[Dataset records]

========================================

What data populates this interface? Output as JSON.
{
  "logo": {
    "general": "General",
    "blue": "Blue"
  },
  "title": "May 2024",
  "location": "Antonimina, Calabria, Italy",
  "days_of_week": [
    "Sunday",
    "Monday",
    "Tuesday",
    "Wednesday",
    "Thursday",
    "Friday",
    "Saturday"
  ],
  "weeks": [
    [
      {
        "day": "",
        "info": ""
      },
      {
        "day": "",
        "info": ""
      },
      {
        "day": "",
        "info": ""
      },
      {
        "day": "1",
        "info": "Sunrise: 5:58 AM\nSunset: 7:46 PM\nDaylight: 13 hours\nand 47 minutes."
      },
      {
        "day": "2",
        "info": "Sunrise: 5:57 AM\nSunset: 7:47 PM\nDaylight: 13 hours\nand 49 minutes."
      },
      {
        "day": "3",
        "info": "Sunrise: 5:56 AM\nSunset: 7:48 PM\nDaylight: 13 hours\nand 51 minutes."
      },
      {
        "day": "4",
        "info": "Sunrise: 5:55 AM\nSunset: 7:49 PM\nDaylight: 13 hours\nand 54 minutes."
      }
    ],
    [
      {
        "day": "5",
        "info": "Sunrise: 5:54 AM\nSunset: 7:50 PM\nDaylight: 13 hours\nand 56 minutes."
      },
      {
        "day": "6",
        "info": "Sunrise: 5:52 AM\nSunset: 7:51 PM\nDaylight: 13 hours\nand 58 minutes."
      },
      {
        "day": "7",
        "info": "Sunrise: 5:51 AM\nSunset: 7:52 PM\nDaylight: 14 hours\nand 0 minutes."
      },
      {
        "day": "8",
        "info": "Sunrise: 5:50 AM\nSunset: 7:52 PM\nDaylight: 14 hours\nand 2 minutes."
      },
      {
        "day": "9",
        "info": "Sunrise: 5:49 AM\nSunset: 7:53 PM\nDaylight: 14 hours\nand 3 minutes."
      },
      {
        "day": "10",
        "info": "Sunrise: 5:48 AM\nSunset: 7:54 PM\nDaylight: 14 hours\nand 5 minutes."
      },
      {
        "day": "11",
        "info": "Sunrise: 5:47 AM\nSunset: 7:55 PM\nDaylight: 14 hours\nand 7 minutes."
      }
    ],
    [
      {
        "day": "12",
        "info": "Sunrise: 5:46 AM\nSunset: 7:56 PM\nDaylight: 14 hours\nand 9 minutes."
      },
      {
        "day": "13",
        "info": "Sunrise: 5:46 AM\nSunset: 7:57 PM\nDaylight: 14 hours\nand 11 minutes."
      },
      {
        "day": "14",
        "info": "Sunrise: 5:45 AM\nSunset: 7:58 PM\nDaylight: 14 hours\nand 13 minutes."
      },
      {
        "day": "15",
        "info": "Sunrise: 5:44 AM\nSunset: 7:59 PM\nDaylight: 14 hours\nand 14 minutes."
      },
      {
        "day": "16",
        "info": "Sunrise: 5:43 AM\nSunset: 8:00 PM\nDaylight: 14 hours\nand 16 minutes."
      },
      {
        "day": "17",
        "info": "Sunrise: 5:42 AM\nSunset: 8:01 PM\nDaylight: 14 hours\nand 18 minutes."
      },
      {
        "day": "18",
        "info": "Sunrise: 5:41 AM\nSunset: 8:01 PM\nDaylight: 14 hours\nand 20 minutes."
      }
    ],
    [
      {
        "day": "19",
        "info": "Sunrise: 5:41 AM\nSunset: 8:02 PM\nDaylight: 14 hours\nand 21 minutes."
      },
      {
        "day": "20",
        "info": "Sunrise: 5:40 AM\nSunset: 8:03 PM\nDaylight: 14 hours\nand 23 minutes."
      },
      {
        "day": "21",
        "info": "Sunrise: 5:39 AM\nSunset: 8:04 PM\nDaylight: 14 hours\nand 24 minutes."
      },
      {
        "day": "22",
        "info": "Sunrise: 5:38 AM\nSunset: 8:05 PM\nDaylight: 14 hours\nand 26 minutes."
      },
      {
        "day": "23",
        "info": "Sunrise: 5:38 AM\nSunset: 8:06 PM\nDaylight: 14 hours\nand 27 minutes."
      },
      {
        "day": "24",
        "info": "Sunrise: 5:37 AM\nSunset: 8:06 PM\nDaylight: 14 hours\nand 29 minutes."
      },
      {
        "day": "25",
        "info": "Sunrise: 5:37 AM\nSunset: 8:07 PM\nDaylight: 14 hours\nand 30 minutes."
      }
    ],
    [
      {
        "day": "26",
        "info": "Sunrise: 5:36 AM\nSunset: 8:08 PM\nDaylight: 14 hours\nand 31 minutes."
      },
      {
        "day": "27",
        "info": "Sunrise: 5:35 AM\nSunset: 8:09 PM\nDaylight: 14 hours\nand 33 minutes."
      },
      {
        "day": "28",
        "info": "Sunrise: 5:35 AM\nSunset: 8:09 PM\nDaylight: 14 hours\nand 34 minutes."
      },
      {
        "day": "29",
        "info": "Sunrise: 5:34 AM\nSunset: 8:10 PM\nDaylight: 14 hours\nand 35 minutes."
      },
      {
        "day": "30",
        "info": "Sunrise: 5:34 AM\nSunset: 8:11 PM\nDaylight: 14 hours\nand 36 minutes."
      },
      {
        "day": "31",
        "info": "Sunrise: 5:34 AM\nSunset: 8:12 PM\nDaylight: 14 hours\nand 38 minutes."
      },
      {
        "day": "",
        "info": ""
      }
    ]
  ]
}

========================================

**Exercise details:** Set down every record above exactly as given.

**Output for this task:**
What data populates this interface? Output as JSON.
{
  "logo": {
    "general": "General",
    "blue": "Blue"
  },
  "title": "May 2024",
  "location": "Antonimina, Calabria, Italy",
  "days_of_week": [
    "Sunday",
    "Monday",
    "Tuesday",
    "Wednesday",
    "Thursday",
    "Friday",
    "Saturday"
  ],
  "weeks": [
    [
      {
        "day": "",
        "info": ""
      },
      {
        "day": "",
        "info": ""
      },
      {
        "day": "",
        "info": ""
      },
      {
        "day": "1",
        "info": "Sunrise: 5:58 AM\nSunset: 7:46 PM\nDaylight: 13 hours\nand 47 minutes."
      },
      {
        "day": "2",
        "info": "Sunrise: 5:57 AM\nSunset: 7:47 PM\nDaylight: 13 hours\nand 49 minutes."
      },
      {
        "day": "3",
        "info": "Sunrise: 5:56 AM\nSunset: 7:48 PM\nDaylight: 13 hours\nand 51 minutes."
      },
      {
        "day": "4",
        "info": "Sunrise: 5:55 AM\nSunset: 7:49 PM\nDaylight: 13 hours\nand 54 minutes."
      }
    ],
    [
      {
        "day": "5",
        "info": "Sunrise: 5:54 AM\nSunset: 7:50 PM\nDaylight: 13 hours\nand 56 minutes."
      },
      {
        "day": "6",
        "info": "Sunrise: 5:52 AM\nSunset: 7:51 PM\nDaylight: 13 hours\nand 58 minutes."
      },
      {
        "day": "7",
        "info": "Sunrise: 5:51 AM\nSunset: 7:52 PM\nDaylight: 14 hours\nand 0 minutes."
      },
      {
        "day": "8",
        "info": "Sunrise: 5:50 AM\nSunset: 7:52 PM\nDaylight: 14 hours\nand 2 minutes."
      },
      {
        "day": "9",
        "info": "Sunrise: 5:49 AM\nSunset: 7:53 PM\nDaylight: 14 hours\nand 3 minutes."
      },
      {
        "day": "10",
        "info": "Sunrise: 5:48 AM\nSunset: 7:54 PM\nDaylight: 14 hours\nand 5 minutes."
      },
      {
        "day": "11",
        "info": "Sunrise: 5:47 AM\nSunset: 7:55 PM\nDaylight: 14 hours\nand 7 minutes."
      }
    ],
    [
      {
        "day": "12",
        "info": "Sunrise: 5:46 AM\nSunset: 7:56 PM\nDaylight: 14 hours\nand 9 minutes."
      },
      {
        "day": "13",
        "info": "Sunrise: 5:46 AM\nSunset: 7:57 PM\nDaylight: 14 hours\nand 11 minutes."
      },
      {
        "day": "14",
        "info": "Sunrise: 5:45 AM\nSunset: 7:58 PM\nDaylight: 14 hours\nand 13 minutes."
      },
      {
        "day": "15",
        "info": "Sunrise: 5:44 AM\nSunset: 7:59 PM\nDaylight: 14 hours\nand 14 minutes."
      },
      {
        "day": "16",
        "info": "Sunrise: 5:43 AM\nSunset: 8:00 PM\nDaylight: 14 hours\nand 16 minutes."
      },
      {
        "day": "17",
        "info": "Sunrise: 5:42 AM\nSunset: 8:01 PM\nDaylight: 14 hours\nand 18 minutes."
      },
      {
        "day": "18",
        "info": "Sunrise: 5:41 AM\nSunset: 8:01 PM\nDaylight: 14 hours\nand 20 minutes."
      }
    ],
    [
      {
        "day": "19",
        "info": "Sunrise: 5:41 AM\nSunset: 8:02 PM\nDaylight: 14 hours\nand 21 minutes."
      },
      {
        "day": "20",
        "info": "Sunrise: 5:40 AM\nSunset: 8:03 PM\nDaylight: 14 hours\nand 23 minutes."
      },
      {
        "day": "21",
        "info": "Sunrise: 5:39 AM\nSunset: 8:04 PM\nDaylight: 14 hours\nand 24 minutes."
      },
      {
        "day": "22",
        "info": "Sunrise: 5:38 AM\nSunset: 8:05 PM\nDaylight: 14 hours\nand 26 minutes."
      },
      {
        "day": "23",
        "info": "Sunrise: 5:38 AM\nSunset: 8:06 PM\nDaylight: 14 hours\nand 27 minutes."
      },
      {
        "day": "24",
        "info": "Sunrise: 5:37 AM\nSunset: 8:06 PM\nDaylight: 14 hours\nand 29 minutes."
      },
      {
        "day": "25",
        "info": "Sunrise: 5:37 AM\nSunset: 8:07 PM\nDaylight: 14 hours\nand 30 minutes."
      }
    ],
    [
      {
        "day": "26",
        "info": "Sunrise: 5:36 AM\nSunset: 8:08 PM\nDaylight: 14 hours\nand 31 minutes."
      },
      {
        "day": "27",
        "info": "Sunrise: 5:35 AM\nSunset: 8:09 PM\nDaylight: 14 hours\nand 33 minutes."
      },
      {
        "day": "28",
        "info": "Sunrise: 5:35 AM\nSunset: 8:09 PM\nDaylight: 14 hours\nand 34 minutes."
      },
      {
        "day": "29",
        "info": "Sunrise: 5:34 AM\nSunset: 8:10 PM\nDaylight: 14 hours\nand 35 minutes."
      },
      {
        "day": "30",
        "info": "Sunrise: 5:34 AM\nSunset: 8:11 PM\nDaylight: 14 hours\nand 36 minutes."
      },
      {
        "day": "31",
        "info": "Sunrise: 5:34 AM\nSunset: 8:12 PM\nDaylight: 14 hours\nand 38 minutes."
      },
      {
        "day": "",
        "info": ""
      }
    ]
  ]
}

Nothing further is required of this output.